Stated exercise: Without further comment, state how many lines in the listing below contain the word "Decission".

Extracted data entries:
===

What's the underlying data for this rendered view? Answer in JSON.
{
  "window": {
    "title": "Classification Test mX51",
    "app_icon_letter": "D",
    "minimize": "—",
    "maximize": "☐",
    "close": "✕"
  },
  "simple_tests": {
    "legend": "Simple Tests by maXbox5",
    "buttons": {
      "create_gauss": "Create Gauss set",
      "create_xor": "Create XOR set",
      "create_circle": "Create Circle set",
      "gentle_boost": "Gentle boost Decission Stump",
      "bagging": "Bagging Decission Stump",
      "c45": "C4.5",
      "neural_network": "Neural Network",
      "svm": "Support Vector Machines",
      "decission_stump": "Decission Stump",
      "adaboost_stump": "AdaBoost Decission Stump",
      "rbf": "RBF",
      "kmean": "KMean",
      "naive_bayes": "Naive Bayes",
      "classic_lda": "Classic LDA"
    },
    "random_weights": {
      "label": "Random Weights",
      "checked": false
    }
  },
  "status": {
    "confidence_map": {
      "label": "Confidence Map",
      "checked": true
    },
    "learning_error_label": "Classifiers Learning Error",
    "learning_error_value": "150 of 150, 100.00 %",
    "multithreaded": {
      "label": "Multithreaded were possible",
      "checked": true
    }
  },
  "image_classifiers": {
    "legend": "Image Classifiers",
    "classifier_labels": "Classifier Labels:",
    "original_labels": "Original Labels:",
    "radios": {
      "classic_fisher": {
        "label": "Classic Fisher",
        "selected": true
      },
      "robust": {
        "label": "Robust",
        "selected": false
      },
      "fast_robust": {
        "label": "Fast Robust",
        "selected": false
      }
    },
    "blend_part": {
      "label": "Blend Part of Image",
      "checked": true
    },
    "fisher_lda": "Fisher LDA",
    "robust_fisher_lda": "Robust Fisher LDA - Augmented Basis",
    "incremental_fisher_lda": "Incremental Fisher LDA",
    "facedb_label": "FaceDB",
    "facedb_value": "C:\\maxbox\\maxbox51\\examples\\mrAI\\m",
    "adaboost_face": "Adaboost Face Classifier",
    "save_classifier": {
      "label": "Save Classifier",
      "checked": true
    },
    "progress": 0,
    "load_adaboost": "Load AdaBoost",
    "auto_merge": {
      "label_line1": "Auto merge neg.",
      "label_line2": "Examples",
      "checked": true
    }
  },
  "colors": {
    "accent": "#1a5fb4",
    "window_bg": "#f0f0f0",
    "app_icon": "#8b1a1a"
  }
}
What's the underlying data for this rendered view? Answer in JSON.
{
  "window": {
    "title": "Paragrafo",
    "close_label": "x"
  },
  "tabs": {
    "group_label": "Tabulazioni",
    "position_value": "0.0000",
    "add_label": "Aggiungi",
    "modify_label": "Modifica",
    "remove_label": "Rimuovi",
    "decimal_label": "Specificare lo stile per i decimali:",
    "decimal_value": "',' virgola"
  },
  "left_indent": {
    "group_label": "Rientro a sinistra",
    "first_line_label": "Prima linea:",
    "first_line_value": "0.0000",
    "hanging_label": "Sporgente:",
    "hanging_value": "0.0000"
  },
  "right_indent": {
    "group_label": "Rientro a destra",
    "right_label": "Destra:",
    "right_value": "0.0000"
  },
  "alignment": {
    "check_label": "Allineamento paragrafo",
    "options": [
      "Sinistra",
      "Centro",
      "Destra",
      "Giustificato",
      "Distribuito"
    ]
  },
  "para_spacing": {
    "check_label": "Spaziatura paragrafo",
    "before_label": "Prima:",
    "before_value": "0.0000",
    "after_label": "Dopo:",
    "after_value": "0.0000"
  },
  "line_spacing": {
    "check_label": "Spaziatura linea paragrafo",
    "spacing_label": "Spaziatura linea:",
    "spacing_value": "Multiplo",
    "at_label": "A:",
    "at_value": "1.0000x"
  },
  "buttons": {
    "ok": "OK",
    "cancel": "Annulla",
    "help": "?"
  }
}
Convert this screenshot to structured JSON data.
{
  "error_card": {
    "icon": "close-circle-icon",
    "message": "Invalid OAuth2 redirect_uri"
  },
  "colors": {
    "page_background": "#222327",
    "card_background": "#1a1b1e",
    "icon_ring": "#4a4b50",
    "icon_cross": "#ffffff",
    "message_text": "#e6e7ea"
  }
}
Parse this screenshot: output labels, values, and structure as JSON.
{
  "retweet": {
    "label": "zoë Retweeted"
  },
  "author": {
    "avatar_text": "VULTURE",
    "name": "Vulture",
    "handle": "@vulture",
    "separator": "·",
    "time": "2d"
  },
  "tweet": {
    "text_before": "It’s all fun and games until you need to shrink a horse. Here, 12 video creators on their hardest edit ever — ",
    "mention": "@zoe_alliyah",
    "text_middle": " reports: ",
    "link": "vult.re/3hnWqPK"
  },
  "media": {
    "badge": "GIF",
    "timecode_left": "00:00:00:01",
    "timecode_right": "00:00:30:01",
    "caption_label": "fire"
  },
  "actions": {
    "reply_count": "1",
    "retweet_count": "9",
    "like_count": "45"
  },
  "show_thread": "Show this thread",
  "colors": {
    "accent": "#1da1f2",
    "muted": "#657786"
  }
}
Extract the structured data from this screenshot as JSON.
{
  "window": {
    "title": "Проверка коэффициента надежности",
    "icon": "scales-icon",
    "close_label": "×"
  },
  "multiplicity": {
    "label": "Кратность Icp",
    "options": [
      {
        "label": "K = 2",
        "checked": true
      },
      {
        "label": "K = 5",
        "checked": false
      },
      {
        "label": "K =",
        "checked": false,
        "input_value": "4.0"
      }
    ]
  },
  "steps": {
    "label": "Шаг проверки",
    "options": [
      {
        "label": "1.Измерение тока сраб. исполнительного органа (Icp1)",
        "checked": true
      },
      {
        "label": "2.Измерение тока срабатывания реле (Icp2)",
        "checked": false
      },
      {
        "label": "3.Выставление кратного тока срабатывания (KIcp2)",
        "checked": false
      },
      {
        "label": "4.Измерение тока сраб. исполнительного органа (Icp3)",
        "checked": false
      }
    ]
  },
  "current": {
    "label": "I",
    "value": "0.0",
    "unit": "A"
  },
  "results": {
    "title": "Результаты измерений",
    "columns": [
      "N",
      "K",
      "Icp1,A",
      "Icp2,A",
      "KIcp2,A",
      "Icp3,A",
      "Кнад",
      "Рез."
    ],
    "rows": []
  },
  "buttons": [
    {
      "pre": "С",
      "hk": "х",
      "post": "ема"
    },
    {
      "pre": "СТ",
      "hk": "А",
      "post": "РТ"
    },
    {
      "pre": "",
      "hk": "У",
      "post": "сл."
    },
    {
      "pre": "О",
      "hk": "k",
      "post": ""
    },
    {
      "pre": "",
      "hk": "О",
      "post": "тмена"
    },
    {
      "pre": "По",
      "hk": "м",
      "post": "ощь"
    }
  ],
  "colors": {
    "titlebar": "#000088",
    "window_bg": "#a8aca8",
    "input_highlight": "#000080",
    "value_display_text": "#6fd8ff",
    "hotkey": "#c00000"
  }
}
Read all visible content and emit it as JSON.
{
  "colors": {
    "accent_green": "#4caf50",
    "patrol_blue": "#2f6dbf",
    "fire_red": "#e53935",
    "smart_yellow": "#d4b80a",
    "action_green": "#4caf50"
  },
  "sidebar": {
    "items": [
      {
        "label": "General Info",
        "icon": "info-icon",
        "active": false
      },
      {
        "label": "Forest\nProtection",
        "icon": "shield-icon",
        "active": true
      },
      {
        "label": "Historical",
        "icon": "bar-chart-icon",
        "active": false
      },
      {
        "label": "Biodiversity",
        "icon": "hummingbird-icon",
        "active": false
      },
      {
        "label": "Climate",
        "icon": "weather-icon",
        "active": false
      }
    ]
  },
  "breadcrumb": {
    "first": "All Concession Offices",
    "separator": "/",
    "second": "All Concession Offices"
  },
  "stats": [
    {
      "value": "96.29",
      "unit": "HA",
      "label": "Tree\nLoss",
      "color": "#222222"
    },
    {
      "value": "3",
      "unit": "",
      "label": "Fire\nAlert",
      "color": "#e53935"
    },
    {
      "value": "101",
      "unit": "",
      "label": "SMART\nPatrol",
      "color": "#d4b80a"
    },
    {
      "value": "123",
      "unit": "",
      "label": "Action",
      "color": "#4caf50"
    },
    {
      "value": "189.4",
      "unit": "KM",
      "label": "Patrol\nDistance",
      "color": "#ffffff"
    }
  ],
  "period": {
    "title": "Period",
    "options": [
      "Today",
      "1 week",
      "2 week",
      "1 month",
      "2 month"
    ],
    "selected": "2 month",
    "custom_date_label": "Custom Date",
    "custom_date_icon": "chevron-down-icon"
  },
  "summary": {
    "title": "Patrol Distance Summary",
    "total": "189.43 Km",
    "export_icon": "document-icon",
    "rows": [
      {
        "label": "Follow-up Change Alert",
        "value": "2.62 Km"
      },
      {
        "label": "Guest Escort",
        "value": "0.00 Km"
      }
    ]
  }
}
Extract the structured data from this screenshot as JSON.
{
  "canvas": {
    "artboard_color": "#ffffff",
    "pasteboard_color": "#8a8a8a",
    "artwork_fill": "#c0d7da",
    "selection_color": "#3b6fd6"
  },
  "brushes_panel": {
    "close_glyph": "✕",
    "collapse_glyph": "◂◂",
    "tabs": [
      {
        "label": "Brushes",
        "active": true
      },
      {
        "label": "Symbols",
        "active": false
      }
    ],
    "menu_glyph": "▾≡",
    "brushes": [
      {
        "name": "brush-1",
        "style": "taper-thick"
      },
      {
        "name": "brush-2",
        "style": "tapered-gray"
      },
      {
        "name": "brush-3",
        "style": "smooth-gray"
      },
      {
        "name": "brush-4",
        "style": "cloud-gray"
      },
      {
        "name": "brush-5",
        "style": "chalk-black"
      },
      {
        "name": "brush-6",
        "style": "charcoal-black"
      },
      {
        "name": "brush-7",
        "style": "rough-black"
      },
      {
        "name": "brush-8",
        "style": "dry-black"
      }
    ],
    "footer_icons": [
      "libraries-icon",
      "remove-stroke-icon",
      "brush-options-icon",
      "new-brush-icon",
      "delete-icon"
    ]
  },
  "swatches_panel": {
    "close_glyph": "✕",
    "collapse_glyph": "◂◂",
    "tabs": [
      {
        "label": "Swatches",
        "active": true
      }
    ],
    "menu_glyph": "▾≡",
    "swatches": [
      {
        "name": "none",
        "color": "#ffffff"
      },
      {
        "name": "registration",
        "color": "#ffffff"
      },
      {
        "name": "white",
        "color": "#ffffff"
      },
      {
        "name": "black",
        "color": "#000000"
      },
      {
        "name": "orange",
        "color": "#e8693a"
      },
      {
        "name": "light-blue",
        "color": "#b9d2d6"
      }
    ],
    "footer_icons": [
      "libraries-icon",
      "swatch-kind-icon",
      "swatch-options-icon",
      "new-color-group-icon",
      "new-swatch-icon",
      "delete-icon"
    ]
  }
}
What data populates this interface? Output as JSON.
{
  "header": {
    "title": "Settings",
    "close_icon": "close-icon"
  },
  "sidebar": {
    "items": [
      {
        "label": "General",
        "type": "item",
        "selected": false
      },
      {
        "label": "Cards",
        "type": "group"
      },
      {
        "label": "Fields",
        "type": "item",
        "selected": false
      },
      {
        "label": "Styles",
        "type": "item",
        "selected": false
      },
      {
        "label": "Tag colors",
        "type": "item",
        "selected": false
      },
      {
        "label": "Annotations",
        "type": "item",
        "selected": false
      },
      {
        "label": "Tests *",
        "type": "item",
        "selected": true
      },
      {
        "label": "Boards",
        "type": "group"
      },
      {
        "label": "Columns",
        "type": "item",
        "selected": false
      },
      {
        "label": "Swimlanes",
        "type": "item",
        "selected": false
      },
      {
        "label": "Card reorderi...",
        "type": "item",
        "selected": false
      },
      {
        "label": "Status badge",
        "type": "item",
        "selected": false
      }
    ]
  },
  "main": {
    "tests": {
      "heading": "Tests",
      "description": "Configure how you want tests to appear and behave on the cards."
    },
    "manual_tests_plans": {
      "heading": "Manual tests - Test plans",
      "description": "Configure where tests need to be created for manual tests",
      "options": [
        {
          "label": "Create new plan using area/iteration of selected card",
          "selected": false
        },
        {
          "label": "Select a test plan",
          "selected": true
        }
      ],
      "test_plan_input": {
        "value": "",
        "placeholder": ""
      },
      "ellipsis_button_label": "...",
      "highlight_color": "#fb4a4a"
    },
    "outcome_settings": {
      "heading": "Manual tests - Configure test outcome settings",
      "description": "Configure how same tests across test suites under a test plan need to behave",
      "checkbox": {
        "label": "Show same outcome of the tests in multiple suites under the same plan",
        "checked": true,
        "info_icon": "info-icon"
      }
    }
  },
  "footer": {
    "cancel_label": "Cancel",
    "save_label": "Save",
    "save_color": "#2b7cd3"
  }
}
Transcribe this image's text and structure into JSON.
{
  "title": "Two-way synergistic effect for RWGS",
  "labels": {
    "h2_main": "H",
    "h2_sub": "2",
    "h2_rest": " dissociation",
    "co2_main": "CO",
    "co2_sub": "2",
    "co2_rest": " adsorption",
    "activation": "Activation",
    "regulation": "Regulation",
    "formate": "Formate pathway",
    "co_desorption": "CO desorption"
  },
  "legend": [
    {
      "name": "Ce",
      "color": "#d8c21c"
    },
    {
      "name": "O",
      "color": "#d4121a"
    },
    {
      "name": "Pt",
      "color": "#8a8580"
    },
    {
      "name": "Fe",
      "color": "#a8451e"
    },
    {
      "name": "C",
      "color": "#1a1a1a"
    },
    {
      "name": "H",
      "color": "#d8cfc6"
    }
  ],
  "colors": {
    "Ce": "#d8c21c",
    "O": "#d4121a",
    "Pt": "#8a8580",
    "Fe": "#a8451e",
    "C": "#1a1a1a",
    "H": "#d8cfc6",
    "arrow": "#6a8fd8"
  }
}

===

Written solution: 4